◆ GIVEN INSTRUCTION
Each entry in the listing below should be restated word for word.

◆ EXCERPTED RECORDS
=-=-=-=-=
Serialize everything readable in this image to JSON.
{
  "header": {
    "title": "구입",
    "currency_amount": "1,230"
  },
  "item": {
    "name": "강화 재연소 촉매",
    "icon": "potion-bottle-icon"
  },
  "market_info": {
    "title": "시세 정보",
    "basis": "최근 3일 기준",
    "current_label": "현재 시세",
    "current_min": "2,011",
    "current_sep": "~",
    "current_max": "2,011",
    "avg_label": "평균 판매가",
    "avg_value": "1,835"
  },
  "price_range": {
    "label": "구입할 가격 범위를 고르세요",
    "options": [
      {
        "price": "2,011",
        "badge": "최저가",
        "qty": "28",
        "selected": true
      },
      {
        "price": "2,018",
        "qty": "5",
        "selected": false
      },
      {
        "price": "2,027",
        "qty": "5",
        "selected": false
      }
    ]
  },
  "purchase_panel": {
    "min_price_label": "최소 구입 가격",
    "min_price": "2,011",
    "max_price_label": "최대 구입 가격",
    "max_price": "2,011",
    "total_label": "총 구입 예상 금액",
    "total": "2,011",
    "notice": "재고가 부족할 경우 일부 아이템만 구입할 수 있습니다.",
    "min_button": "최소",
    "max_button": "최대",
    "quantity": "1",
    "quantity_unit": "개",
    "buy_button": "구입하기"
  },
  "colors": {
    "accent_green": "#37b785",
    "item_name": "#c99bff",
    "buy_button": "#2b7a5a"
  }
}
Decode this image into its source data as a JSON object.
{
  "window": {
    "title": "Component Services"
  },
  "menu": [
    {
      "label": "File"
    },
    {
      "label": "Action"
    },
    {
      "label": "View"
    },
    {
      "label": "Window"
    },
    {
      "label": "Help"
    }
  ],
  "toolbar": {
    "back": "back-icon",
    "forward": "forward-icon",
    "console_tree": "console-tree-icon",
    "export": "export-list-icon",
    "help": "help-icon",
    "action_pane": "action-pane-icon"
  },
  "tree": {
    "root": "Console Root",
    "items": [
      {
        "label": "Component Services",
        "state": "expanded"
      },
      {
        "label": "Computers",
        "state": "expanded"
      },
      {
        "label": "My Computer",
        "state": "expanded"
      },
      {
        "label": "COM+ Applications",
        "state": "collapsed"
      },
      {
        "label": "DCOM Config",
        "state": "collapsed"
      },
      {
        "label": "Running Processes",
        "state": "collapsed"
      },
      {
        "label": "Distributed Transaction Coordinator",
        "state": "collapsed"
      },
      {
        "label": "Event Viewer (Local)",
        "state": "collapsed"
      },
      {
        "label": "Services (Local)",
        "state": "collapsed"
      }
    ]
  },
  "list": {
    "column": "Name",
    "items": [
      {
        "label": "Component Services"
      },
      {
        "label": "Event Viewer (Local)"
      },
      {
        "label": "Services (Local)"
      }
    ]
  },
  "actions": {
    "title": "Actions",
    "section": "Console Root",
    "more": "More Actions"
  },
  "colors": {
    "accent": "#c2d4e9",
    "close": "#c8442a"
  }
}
=-=-=-=-=
◆ RESULT OF THIS TASK
Serialize everything readable in this image to JSON.
{
  "header": {
    "title": "구입",
    "currency_amount": "1,230"
  },
  "item": {
    "name": "강화 재연소 촉매",
    "icon": "potion-bottle-icon"
  },
  "market_info": {
    "title": "시세 정보",
    "basis": "최근 3일 기준",
    "current_label": "현재 시세",
    "current_min": "2,011",
    "current_sep": "~",
    "current_max": "2,011",
    "avg_label": "평균 판매가",
    "avg_value": "1,835"
  },
  "price_range": {
    "label": "구입할 가격 범위를 고르세요",
    "options": [
      {
        "price": "2,011",
        "badge": "최저가",
        "qty": "28",
        "selected": true
      },
      {
        "price": "2,018",
        "qty": "5",
        "selected": false
      },
      {
        "price": "2,027",
        "qty": "5",
        "selected": false
      }
    ]
  },
  "purchase_panel": {
    "min_price_label": "최소 구입 가격",
    "min_price": "2,011",
    "max_price_label": "최대 구입 가격",
    "max_price": "2,011",
    "total_label": "총 구입 예상 금액",
    "total": "2,011",
    "notice": "재고가 부족할 경우 일부 아이템만 구입할 수 있습니다.",
    "min_button": "최소",
    "max_button": "최대",
    "quantity": "1",
    "quantity_unit": "개",
    "buy_button": "구입하기"
  },
  "colors": {
    "accent_green": "#37b785",
    "item_name": "#c99bff",
    "buy_button": "#2b7a5a"
  }
}
Decode this image into its source data as a JSON object.
{
  "window": {
    "title": "Component Services"
  },
  "menu": [
    {
      "label": "File"
    },
    {
      "label": "Action"
    },
    {
      "label": "View"
    },
    {
      "label": "Window"
    },
    {
      "label": "Help"
    }
  ],
  "toolbar": {
    "back": "back-icon",
    "forward": "forward-icon",
    "console_tree": "console-tree-icon",
    "export": "export-list-icon",
    "help": "help-icon",
    "action_pane": "action-pane-icon"
  },
  "tree": {
    "root": "Console Root",
    "items": [
      {
        "label": "Component Services",
        "state": "expanded"
      },
      {
        "label": "Computers",
        "state": "expanded"
      },
      {
        "label": "My Computer",
        "state": "expanded"
      },
      {
        "label": "COM+ Applications",
        "state": "collapsed"
      },
      {
        "label": "DCOM Config",
        "state": "collapsed"
      },
      {
        "label": "Running Processes",
        "state": "collapsed"
      },
      {
        "label": "Distributed Transaction Coordinator",
        "state": "collapsed"
      },
      {
        "label": "Event Viewer (Local)",
        "state": "collapsed"
      },
      {
        "label": "Services (Local)",
        "state": "collapsed"
      }
    ]
  },
  "list": {
    "column": "Name",
    "items": [
      {
        "label": "Component Services"
      },
      {
        "label": "Event Viewer (Local)"
      },
      {
        "label": "Services (Local)"
      }
    ]
  },
  "actions": {
    "title": "Actions",
    "section": "Console Root",
    "more": "More Actions"
  },
  "colors": {
    "accent": "#c2d4e9",
    "close": "#c8442a"
  }
}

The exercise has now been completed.